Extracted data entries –
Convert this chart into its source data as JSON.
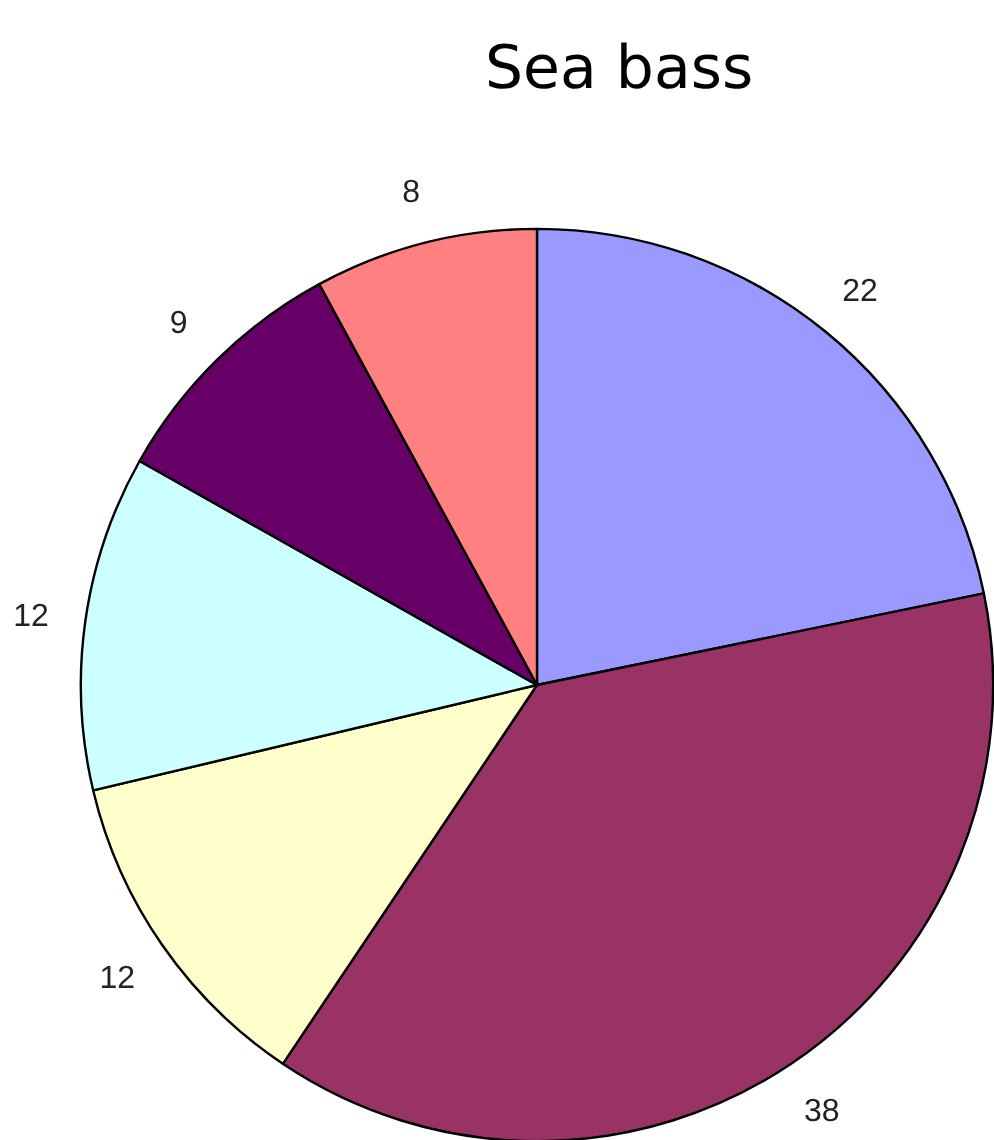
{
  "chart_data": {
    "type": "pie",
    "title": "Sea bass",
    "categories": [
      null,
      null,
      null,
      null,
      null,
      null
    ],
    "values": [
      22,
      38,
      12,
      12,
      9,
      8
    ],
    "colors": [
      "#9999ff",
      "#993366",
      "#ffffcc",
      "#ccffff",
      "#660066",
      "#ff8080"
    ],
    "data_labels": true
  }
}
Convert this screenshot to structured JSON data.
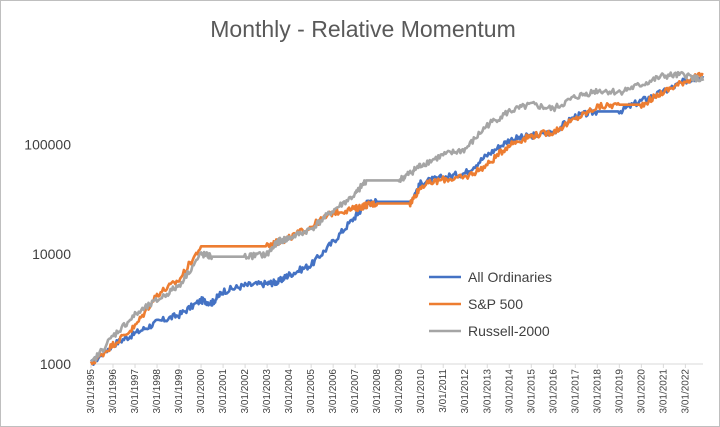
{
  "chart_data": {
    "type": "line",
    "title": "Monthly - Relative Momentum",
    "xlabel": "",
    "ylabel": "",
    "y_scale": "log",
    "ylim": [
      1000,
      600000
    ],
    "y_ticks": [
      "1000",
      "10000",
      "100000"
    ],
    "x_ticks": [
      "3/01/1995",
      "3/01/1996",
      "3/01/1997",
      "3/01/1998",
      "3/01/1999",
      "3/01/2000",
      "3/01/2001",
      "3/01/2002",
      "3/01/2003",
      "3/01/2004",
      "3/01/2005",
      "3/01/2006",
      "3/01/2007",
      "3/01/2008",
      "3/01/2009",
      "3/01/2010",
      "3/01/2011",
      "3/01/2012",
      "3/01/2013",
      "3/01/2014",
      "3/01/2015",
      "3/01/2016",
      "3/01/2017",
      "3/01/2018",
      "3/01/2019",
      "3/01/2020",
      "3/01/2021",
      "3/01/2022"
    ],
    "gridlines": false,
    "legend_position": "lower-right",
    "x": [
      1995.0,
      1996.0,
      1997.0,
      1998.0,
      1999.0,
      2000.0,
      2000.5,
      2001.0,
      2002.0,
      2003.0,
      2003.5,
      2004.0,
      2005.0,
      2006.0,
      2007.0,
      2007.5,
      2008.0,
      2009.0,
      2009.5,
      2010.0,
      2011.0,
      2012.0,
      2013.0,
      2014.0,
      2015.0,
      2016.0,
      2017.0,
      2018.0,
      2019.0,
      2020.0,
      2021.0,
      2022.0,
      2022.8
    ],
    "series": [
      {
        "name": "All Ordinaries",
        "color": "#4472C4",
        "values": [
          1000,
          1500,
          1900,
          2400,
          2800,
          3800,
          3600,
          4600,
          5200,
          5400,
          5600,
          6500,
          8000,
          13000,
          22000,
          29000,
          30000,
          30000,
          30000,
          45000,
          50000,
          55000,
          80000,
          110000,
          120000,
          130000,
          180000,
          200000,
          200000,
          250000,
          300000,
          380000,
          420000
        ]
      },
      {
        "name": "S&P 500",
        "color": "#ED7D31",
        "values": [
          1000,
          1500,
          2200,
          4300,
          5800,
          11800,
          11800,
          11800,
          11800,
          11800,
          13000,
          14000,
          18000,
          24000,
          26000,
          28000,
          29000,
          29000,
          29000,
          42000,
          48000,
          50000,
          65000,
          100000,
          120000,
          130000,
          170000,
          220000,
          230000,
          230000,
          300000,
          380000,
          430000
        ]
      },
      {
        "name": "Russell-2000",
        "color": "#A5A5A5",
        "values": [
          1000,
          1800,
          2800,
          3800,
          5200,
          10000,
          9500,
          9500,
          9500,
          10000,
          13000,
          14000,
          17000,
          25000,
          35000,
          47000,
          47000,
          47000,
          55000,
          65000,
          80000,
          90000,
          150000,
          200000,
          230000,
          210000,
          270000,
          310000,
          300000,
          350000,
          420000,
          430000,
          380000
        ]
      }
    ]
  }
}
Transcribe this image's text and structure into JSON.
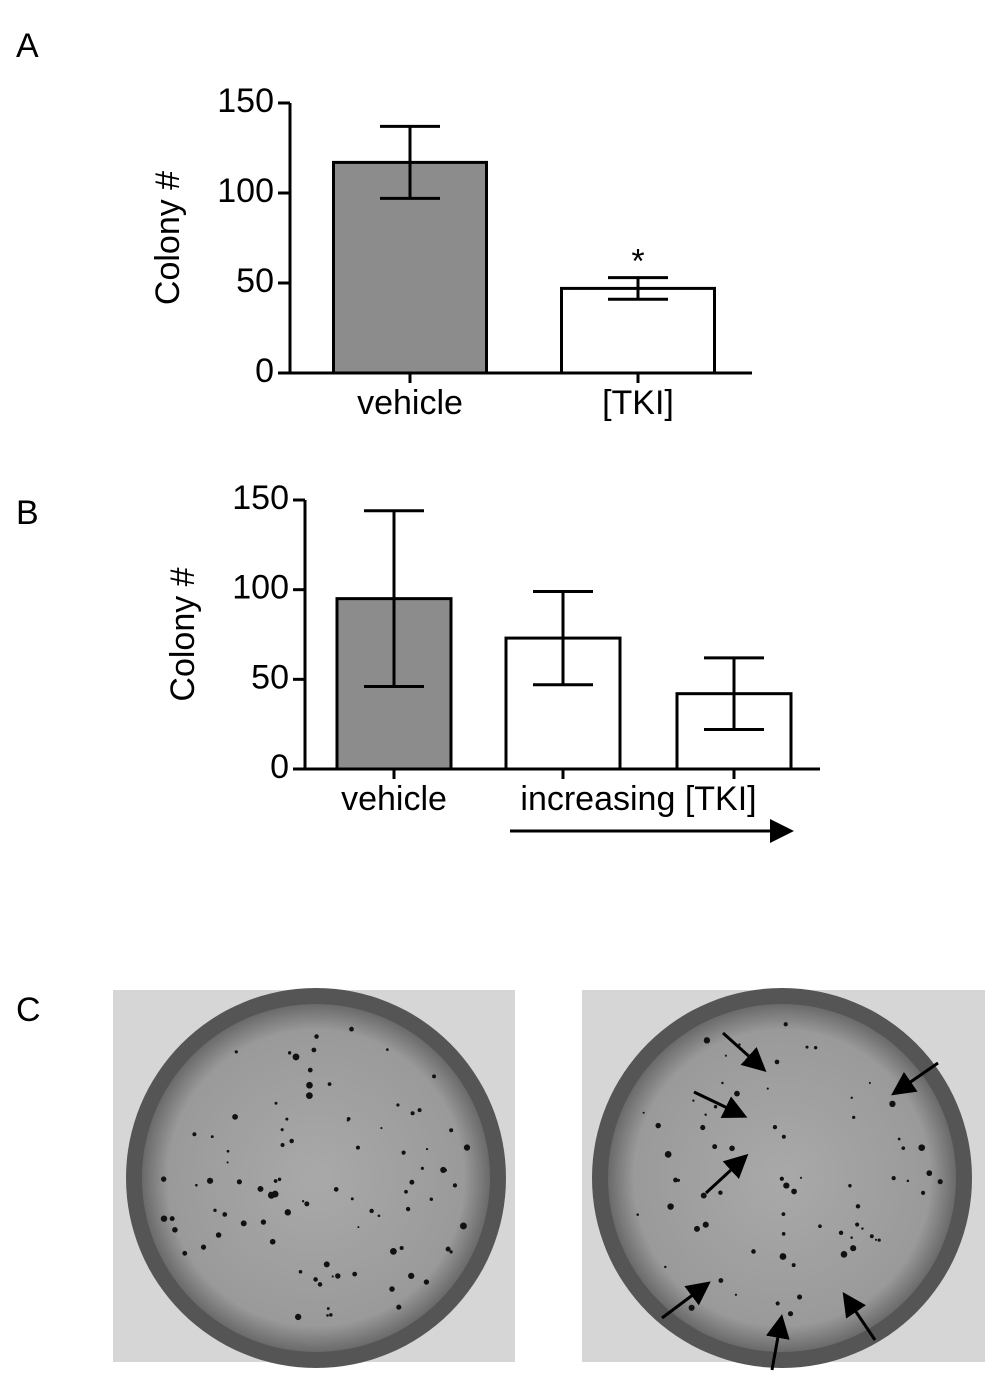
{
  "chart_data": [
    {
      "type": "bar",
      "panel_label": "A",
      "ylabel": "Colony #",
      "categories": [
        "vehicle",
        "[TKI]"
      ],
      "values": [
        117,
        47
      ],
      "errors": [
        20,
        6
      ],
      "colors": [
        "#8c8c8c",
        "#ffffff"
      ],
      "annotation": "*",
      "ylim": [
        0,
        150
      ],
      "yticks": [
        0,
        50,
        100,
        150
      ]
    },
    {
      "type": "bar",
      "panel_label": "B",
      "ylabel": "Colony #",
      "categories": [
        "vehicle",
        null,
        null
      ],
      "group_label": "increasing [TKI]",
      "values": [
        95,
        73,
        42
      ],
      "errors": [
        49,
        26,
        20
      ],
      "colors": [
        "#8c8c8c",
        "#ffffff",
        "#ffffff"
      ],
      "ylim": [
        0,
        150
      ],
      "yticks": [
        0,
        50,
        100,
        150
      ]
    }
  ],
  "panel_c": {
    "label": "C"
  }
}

Task – Check each line of the entries for the string "JSON". Copy the lines that have it.

Expected answer –
Convert this chart into its source data as JSON.
Convert this screenshot to structured JSON data.
Transcribe this image's text and structure into JSON.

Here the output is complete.